WHAT THIS TASK INVOLVES - Print the listing in its entirety and exactly, leaving out images.

INPUT MATERIAL -
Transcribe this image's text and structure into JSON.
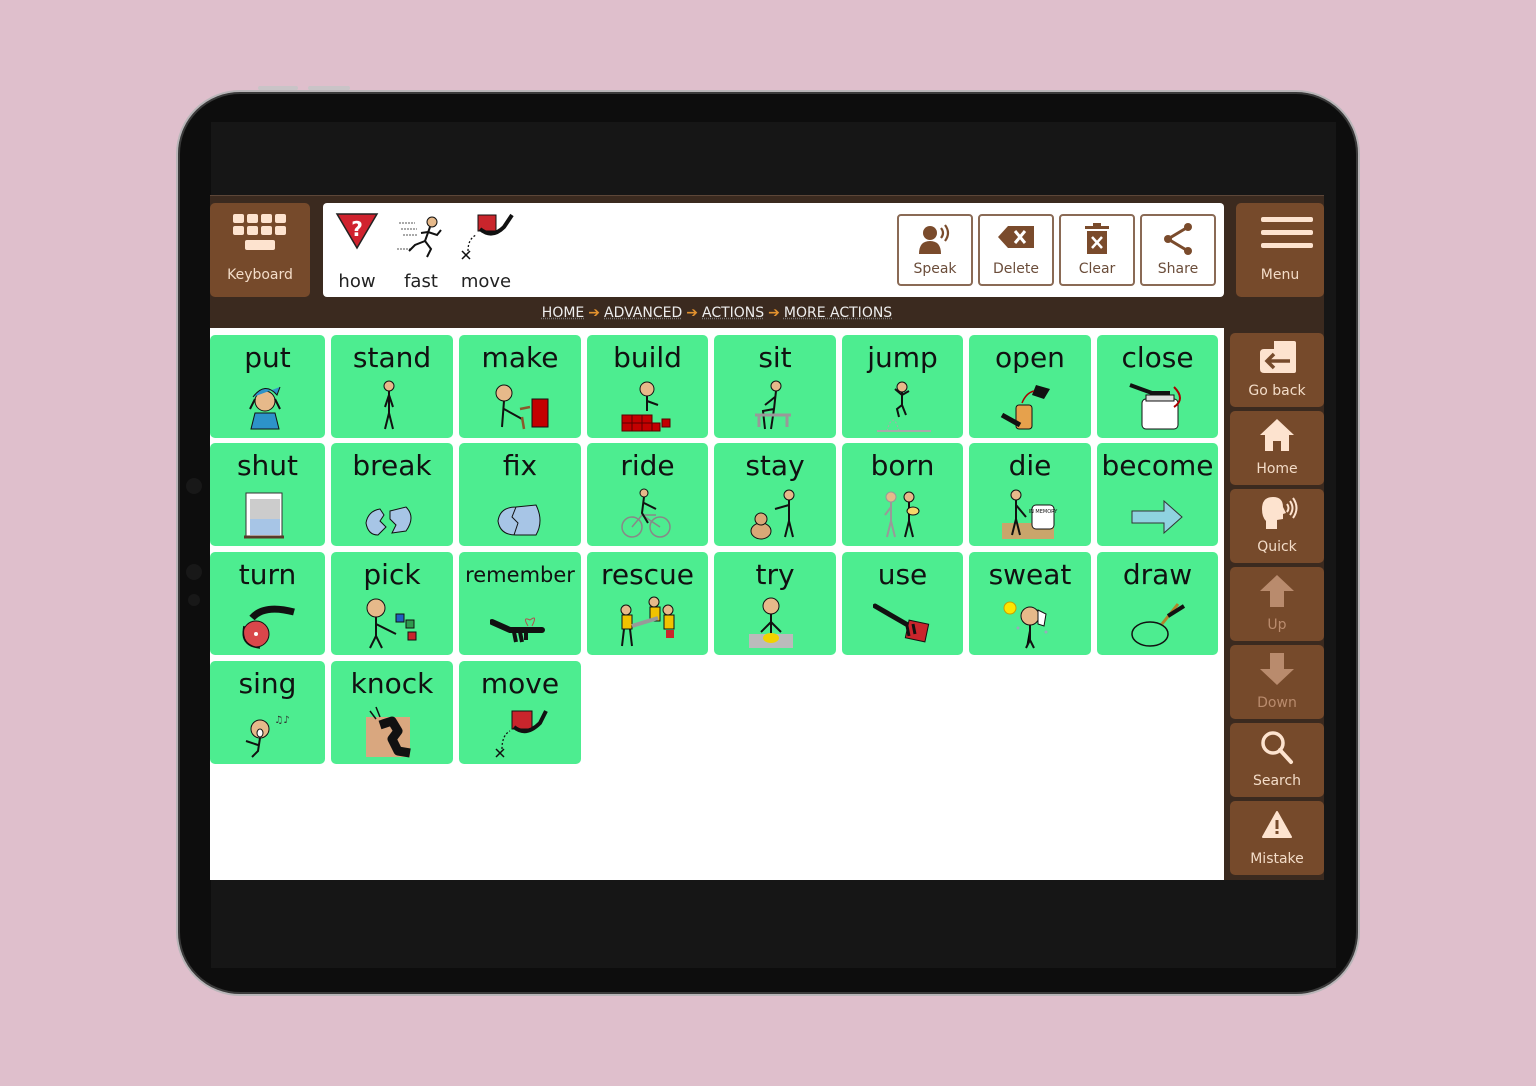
{
  "app": {
    "keyboard_label": "Keyboard",
    "menu_label": "Menu",
    "sentence": [
      {
        "label": "how",
        "icon": "question-triangle-icon"
      },
      {
        "label": "fast",
        "icon": "running-person-icon"
      },
      {
        "label": "move",
        "icon": "move-box-icon"
      }
    ],
    "actions": [
      {
        "label": "Speak",
        "icon": "speak-icon"
      },
      {
        "label": "Delete",
        "icon": "backspace-icon"
      },
      {
        "label": "Clear",
        "icon": "trash-icon"
      },
      {
        "label": "Share",
        "icon": "share-icon"
      }
    ],
    "breadcrumb": [
      "HOME",
      "ADVANCED",
      "ACTIONS",
      "MORE ACTIONS"
    ],
    "breadcrumb_separator": "➔",
    "grid": [
      {
        "label": "put",
        "icon": "put-on-hat-icon"
      },
      {
        "label": "stand",
        "icon": "standing-person-icon"
      },
      {
        "label": "make",
        "icon": "hammer-person-icon"
      },
      {
        "label": "build",
        "icon": "building-blocks-icon"
      },
      {
        "label": "sit",
        "icon": "sitting-person-icon"
      },
      {
        "label": "jump",
        "icon": "jumping-person-icon"
      },
      {
        "label": "open",
        "icon": "open-jar-icon"
      },
      {
        "label": "close",
        "icon": "close-jar-icon"
      },
      {
        "label": "shut",
        "icon": "shutter-icon"
      },
      {
        "label": "break",
        "icon": "broken-vase-icon"
      },
      {
        "label": "fix",
        "icon": "fixed-vase-icon"
      },
      {
        "label": "ride",
        "icon": "bicycle-icon"
      },
      {
        "label": "stay",
        "icon": "stay-dog-icon"
      },
      {
        "label": "born",
        "icon": "born-baby-icon"
      },
      {
        "label": "die",
        "icon": "grave-icon"
      },
      {
        "label": "become",
        "icon": "arrow-right-icon"
      },
      {
        "label": "turn",
        "icon": "turn-knob-icon"
      },
      {
        "label": "pick",
        "icon": "pick-blocks-icon"
      },
      {
        "label": "remember",
        "icon": "finger-bow-icon"
      },
      {
        "label": "rescue",
        "icon": "rescue-team-icon"
      },
      {
        "label": "try",
        "icon": "try-person-icon"
      },
      {
        "label": "use",
        "icon": "use-hand-icon"
      },
      {
        "label": "sweat",
        "icon": "sweat-sun-icon"
      },
      {
        "label": "draw",
        "icon": "pencil-draw-icon"
      },
      {
        "label": "sing",
        "icon": "singing-person-icon"
      },
      {
        "label": "knock",
        "icon": "knocking-fist-icon"
      },
      {
        "label": "move",
        "icon": "move-box-icon"
      }
    ],
    "side_nav": [
      {
        "label": "Go back",
        "icon": "go-back-icon",
        "enabled": true
      },
      {
        "label": "Home",
        "icon": "home-icon",
        "enabled": true
      },
      {
        "label": "Quick",
        "icon": "quick-speak-icon",
        "enabled": true
      },
      {
        "label": "Up",
        "icon": "arrow-up-icon",
        "enabled": false
      },
      {
        "label": "Down",
        "icon": "arrow-down-icon",
        "enabled": false
      },
      {
        "label": "Search",
        "icon": "search-icon",
        "enabled": true
      },
      {
        "label": "Mistake",
        "icon": "warning-icon",
        "enabled": true
      }
    ],
    "colors": {
      "cell_green": "#4ded90",
      "button_brown": "#764a2b",
      "header_dark": "#3b2a1f",
      "accent_orange": "#e2912e",
      "background_pink": "#dfbfcc"
    }
  }
}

ANSWER BELOW -
Transcribe this image's text and structure into JSON.
{
  "app": {
    "keyboard_label": "Keyboard",
    "menu_label": "Menu",
    "sentence": [
      {
        "label": "how",
        "icon": "question-triangle-icon"
      },
      {
        "label": "fast",
        "icon": "running-person-icon"
      },
      {
        "label": "move",
        "icon": "move-box-icon"
      }
    ],
    "actions": [
      {
        "label": "Speak",
        "icon": "speak-icon"
      },
      {
        "label": "Delete",
        "icon": "backspace-icon"
      },
      {
        "label": "Clear",
        "icon": "trash-icon"
      },
      {
        "label": "Share",
        "icon": "share-icon"
      }
    ],
    "breadcrumb": [
      "HOME",
      "ADVANCED",
      "ACTIONS",
      "MORE ACTIONS"
    ],
    "breadcrumb_separator": "➔",
    "grid": [
      {
        "label": "put",
        "icon": "put-on-hat-icon"
      },
      {
        "label": "stand",
        "icon": "standing-person-icon"
      },
      {
        "label": "make",
        "icon": "hammer-person-icon"
      },
      {
        "label": "build",
        "icon": "building-blocks-icon"
      },
      {
        "label": "sit",
        "icon": "sitting-person-icon"
      },
      {
        "label": "jump",
        "icon": "jumping-person-icon"
      },
      {
        "label": "open",
        "icon": "open-jar-icon"
      },
      {
        "label": "close",
        "icon": "close-jar-icon"
      },
      {
        "label": "shut",
        "icon": "shutter-icon"
      },
      {
        "label": "break",
        "icon": "broken-vase-icon"
      },
      {
        "label": "fix",
        "icon": "fixed-vase-icon"
      },
      {
        "label": "ride",
        "icon": "bicycle-icon"
      },
      {
        "label": "stay",
        "icon": "stay-dog-icon"
      },
      {
        "label": "born",
        "icon": "born-baby-icon"
      },
      {
        "label": "die",
        "icon": "grave-icon"
      },
      {
        "label": "become",
        "icon": "arrow-right-icon"
      },
      {
        "label": "turn",
        "icon": "turn-knob-icon"
      },
      {
        "label": "pick",
        "icon": "pick-blocks-icon"
      },
      {
        "label": "remember",
        "icon": "finger-bow-icon"
      },
      {
        "label": "rescue",
        "icon": "rescue-team-icon"
      },
      {
        "label": "try",
        "icon": "try-person-icon"
      },
      {
        "label": "use",
        "icon": "use-hand-icon"
      },
      {
        "label": "sweat",
        "icon": "sweat-sun-icon"
      },
      {
        "label": "draw",
        "icon": "pencil-draw-icon"
      },
      {
        "label": "sing",
        "icon": "singing-person-icon"
      },
      {
        "label": "knock",
        "icon": "knocking-fist-icon"
      },
      {
        "label": "move",
        "icon": "move-box-icon"
      }
    ],
    "side_nav": [
      {
        "label": "Go back",
        "icon": "go-back-icon",
        "enabled": true
      },
      {
        "label": "Home",
        "icon": "home-icon",
        "enabled": true
      },
      {
        "label": "Quick",
        "icon": "quick-speak-icon",
        "enabled": true
      },
      {
        "label": "Up",
        "icon": "arrow-up-icon",
        "enabled": false
      },
      {
        "label": "Down",
        "icon": "arrow-down-icon",
        "enabled": false
      },
      {
        "label": "Search",
        "icon": "search-icon",
        "enabled": true
      },
      {
        "label": "Mistake",
        "icon": "warning-icon",
        "enabled": true
      }
    ],
    "colors": {
      "cell_green": "#4ded90",
      "button_brown": "#764a2b",
      "header_dark": "#3b2a1f",
      "accent_orange": "#e2912e",
      "background_pink": "#dfbfcc"
    }
  }
}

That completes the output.